* Extracted data entries *
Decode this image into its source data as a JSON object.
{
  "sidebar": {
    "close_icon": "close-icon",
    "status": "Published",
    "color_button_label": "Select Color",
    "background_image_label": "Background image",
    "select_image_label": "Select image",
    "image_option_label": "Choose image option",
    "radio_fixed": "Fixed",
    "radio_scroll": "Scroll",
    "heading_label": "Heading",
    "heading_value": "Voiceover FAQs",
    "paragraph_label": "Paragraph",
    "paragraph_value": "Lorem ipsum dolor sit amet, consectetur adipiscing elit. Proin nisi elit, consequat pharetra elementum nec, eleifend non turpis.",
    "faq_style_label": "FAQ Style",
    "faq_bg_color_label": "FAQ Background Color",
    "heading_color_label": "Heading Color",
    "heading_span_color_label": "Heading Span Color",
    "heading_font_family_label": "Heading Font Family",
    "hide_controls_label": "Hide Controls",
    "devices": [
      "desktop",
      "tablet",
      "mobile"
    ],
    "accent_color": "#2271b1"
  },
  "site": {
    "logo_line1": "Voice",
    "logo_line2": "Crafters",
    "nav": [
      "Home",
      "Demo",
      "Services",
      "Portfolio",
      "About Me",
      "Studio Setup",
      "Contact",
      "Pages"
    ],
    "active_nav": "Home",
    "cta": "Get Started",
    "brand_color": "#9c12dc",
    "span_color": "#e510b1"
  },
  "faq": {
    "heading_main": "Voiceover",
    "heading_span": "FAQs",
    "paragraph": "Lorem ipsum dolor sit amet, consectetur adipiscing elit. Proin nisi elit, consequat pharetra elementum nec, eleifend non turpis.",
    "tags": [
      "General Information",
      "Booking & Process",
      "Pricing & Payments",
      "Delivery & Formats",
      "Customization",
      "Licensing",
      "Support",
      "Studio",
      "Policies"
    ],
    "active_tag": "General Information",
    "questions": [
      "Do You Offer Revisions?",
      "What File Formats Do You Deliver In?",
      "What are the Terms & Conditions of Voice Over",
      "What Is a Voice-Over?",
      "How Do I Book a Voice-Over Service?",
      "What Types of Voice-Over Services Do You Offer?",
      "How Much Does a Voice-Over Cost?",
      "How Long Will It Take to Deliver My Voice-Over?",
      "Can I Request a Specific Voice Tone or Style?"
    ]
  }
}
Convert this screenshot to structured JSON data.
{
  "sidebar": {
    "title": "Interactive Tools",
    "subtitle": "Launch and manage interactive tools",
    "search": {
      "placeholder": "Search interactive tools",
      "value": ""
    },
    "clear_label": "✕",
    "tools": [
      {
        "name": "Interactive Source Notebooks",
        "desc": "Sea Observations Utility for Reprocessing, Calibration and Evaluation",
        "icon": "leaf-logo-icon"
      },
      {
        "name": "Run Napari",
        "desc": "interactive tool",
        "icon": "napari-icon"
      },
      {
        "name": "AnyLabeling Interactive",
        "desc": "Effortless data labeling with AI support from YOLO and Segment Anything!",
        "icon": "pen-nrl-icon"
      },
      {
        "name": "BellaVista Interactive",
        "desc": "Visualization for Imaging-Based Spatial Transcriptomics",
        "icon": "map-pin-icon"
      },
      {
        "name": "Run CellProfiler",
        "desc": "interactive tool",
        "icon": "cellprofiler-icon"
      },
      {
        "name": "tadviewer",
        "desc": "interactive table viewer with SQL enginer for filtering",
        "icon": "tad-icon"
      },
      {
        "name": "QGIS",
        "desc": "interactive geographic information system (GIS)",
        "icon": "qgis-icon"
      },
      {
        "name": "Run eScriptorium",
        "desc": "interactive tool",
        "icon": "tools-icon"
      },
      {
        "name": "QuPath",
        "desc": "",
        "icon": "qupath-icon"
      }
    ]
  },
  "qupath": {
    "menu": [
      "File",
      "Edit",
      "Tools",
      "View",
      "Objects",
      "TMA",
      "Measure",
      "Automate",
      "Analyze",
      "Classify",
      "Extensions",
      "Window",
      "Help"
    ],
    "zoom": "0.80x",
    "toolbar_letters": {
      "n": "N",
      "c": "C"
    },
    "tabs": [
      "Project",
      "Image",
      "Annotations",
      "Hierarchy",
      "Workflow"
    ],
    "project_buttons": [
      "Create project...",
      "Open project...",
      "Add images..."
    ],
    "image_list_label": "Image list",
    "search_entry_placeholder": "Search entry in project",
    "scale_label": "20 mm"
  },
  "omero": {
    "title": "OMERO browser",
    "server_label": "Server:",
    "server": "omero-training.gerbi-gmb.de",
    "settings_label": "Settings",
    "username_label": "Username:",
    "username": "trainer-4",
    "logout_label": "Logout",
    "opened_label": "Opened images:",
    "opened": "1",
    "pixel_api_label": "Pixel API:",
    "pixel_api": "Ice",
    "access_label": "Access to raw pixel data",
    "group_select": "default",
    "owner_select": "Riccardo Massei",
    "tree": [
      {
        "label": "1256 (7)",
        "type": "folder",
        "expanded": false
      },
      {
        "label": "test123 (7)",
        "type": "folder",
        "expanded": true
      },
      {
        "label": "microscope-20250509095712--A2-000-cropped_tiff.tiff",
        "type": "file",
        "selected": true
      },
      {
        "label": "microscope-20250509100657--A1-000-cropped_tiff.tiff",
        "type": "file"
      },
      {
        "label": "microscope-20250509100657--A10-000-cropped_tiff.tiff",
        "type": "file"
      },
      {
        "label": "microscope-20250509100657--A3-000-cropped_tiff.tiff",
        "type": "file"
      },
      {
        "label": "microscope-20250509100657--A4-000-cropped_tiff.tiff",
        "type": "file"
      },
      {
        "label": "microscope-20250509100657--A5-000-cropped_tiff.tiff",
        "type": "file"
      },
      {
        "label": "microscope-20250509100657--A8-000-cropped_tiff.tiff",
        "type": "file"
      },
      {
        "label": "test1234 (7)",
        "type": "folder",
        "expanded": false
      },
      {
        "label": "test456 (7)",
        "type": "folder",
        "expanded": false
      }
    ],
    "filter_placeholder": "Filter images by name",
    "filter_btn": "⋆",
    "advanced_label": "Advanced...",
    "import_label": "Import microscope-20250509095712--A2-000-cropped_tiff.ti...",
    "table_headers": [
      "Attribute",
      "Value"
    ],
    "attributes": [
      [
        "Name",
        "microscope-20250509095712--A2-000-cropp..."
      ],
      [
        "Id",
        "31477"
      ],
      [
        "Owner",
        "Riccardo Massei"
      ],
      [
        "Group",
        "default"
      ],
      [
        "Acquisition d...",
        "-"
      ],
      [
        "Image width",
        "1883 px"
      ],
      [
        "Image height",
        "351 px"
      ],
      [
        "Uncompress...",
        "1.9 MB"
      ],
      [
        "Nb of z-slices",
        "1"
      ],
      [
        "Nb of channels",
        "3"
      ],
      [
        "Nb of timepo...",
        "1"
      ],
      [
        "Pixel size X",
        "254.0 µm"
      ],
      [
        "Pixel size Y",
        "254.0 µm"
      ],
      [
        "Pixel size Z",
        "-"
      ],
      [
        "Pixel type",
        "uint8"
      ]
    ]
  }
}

* DIRECTIONS FOR THIS TASK *
Please repeat the listing exactly, with nothing left out.

* PROBLEM SOLUTION *
Decode this image into its source data as a JSON object.
{
  "sidebar": {
    "close_icon": "close-icon",
    "status": "Published",
    "color_button_label": "Select Color",
    "background_image_label": "Background image",
    "select_image_label": "Select image",
    "image_option_label": "Choose image option",
    "radio_fixed": "Fixed",
    "radio_scroll": "Scroll",
    "heading_label": "Heading",
    "heading_value": "Voiceover FAQs",
    "paragraph_label": "Paragraph",
    "paragraph_value": "Lorem ipsum dolor sit amet, consectetur adipiscing elit. Proin nisi elit, consequat pharetra elementum nec, eleifend non turpis.",
    "faq_style_label": "FAQ Style",
    "faq_bg_color_label": "FAQ Background Color",
    "heading_color_label": "Heading Color",
    "heading_span_color_label": "Heading Span Color",
    "heading_font_family_label": "Heading Font Family",
    "hide_controls_label": "Hide Controls",
    "devices": [
      "desktop",
      "tablet",
      "mobile"
    ],
    "accent_color": "#2271b1"
  },
  "site": {
    "logo_line1": "Voice",
    "logo_line2": "Crafters",
    "nav": [
      "Home",
      "Demo",
      "Services",
      "Portfolio",
      "About Me",
      "Studio Setup",
      "Contact",
      "Pages"
    ],
    "active_nav": "Home",
    "cta": "Get Started",
    "brand_color": "#9c12dc",
    "span_color": "#e510b1"
  },
  "faq": {
    "heading_main": "Voiceover",
    "heading_span": "FAQs",
    "paragraph": "Lorem ipsum dolor sit amet, consectetur adipiscing elit. Proin nisi elit, consequat pharetra elementum nec, eleifend non turpis.",
    "tags": [
      "General Information",
      "Booking & Process",
      "Pricing & Payments",
      "Delivery & Formats",
      "Customization",
      "Licensing",
      "Support",
      "Studio",
      "Policies"
    ],
    "active_tag": "General Information",
    "questions": [
      "Do You Offer Revisions?",
      "What File Formats Do You Deliver In?",
      "What are the Terms & Conditions of Voice Over",
      "What Is a Voice-Over?",
      "How Do I Book a Voice-Over Service?",
      "What Types of Voice-Over Services Do You Offer?",
      "How Much Does a Voice-Over Cost?",
      "How Long Will It Take to Deliver My Voice-Over?",
      "Can I Request a Specific Voice Tone or Style?"
    ]
  }
}
Convert this screenshot to structured JSON data.
{
  "sidebar": {
    "title": "Interactive Tools",
    "subtitle": "Launch and manage interactive tools",
    "search": {
      "placeholder": "Search interactive tools",
      "value": ""
    },
    "clear_label": "✕",
    "tools": [
      {
        "name": "Interactive Source Notebooks",
        "desc": "Sea Observations Utility for Reprocessing, Calibration and Evaluation",
        "icon": "leaf-logo-icon"
      },
      {
        "name": "Run Napari",
        "desc": "interactive tool",
        "icon": "napari-icon"
      },
      {
        "name": "AnyLabeling Interactive",
        "desc": "Effortless data labeling with AI support from YOLO and Segment Anything!",
        "icon": "pen-nrl-icon"
      },
      {
        "name": "BellaVista Interactive",
        "desc": "Visualization for Imaging-Based Spatial Transcriptomics",
        "icon": "map-pin-icon"
      },
      {
        "name": "Run CellProfiler",
        "desc": "interactive tool",
        "icon": "cellprofiler-icon"
      },
      {
        "name": "tadviewer",
        "desc": "interactive table viewer with SQL enginer for filtering",
        "icon": "tad-icon"
      },
      {
        "name": "QGIS",
        "desc": "interactive geographic information system (GIS)",
        "icon": "qgis-icon"
      },
      {
        "name": "Run eScriptorium",
        "desc": "interactive tool",
        "icon": "tools-icon"
      },
      {
        "name": "QuPath",
        "desc": "",
        "icon": "qupath-icon"
      }
    ]
  },
  "qupath": {
    "menu": [
      "File",
      "Edit",
      "Tools",
      "View",
      "Objects",
      "TMA",
      "Measure",
      "Automate",
      "Analyze",
      "Classify",
      "Extensions",
      "Window",
      "Help"
    ],
    "zoom": "0.80x",
    "toolbar_letters": {
      "n": "N",
      "c": "C"
    },
    "tabs": [
      "Project",
      "Image",
      "Annotations",
      "Hierarchy",
      "Workflow"
    ],
    "project_buttons": [
      "Create project...",
      "Open project...",
      "Add images..."
    ],
    "image_list_label": "Image list",
    "search_entry_placeholder": "Search entry in project",
    "scale_label": "20 mm"
  },
  "omero": {
    "title": "OMERO browser",
    "server_label": "Server:",
    "server": "omero-training.gerbi-gmb.de",
    "settings_label": "Settings",
    "username_label": "Username:",
    "username": "trainer-4",
    "logout_label": "Logout",
    "opened_label": "Opened images:",
    "opened": "1",
    "pixel_api_label": "Pixel API:",
    "pixel_api": "Ice",
    "access_label": "Access to raw pixel data",
    "group_select": "default",
    "owner_select": "Riccardo Massei",
    "tree": [
      {
        "label": "1256 (7)",
        "type": "folder",
        "expanded": false
      },
      {
        "label": "test123 (7)",
        "type": "folder",
        "expanded": true
      },
      {
        "label": "microscope-20250509095712--A2-000-cropped_tiff.tiff",
        "type": "file",
        "selected": true
      },
      {
        "label": "microscope-20250509100657--A1-000-cropped_tiff.tiff",
        "type": "file"
      },
      {
        "label": "microscope-20250509100657--A10-000-cropped_tiff.tiff",
        "type": "file"
      },
      {
        "label": "microscope-20250509100657--A3-000-cropped_tiff.tiff",
        "type": "file"
      },
      {
        "label": "microscope-20250509100657--A4-000-cropped_tiff.tiff",
        "type": "file"
      },
      {
        "label": "microscope-20250509100657--A5-000-cropped_tiff.tiff",
        "type": "file"
      },
      {
        "label": "microscope-20250509100657--A8-000-cropped_tiff.tiff",
        "type": "file"
      },
      {
        "label": "test1234 (7)",
        "type": "folder",
        "expanded": false
      },
      {
        "label": "test456 (7)",
        "type": "folder",
        "expanded": false
      }
    ],
    "filter_placeholder": "Filter images by name",
    "filter_btn": "⋆",
    "advanced_label": "Advanced...",
    "import_label": "Import microscope-20250509095712--A2-000-cropped_tiff.ti...",
    "table_headers": [
      "Attribute",
      "Value"
    ],
    "attributes": [
      [
        "Name",
        "microscope-20250509095712--A2-000-cropp..."
      ],
      [
        "Id",
        "31477"
      ],
      [
        "Owner",
        "Riccardo Massei"
      ],
      [
        "Group",
        "default"
      ],
      [
        "Acquisition d...",
        "-"
      ],
      [
        "Image width",
        "1883 px"
      ],
      [
        "Image height",
        "351 px"
      ],
      [
        "Uncompress...",
        "1.9 MB"
      ],
      [
        "Nb of z-slices",
        "1"
      ],
      [
        "Nb of channels",
        "3"
      ],
      [
        "Nb of timepo...",
        "1"
      ],
      [
        "Pixel size X",
        "254.0 µm"
      ],
      [
        "Pixel size Y",
        "254.0 µm"
      ],
      [
        "Pixel size Z",
        "-"
      ],
      [
        "Pixel type",
        "uint8"
      ]
    ]
  }
}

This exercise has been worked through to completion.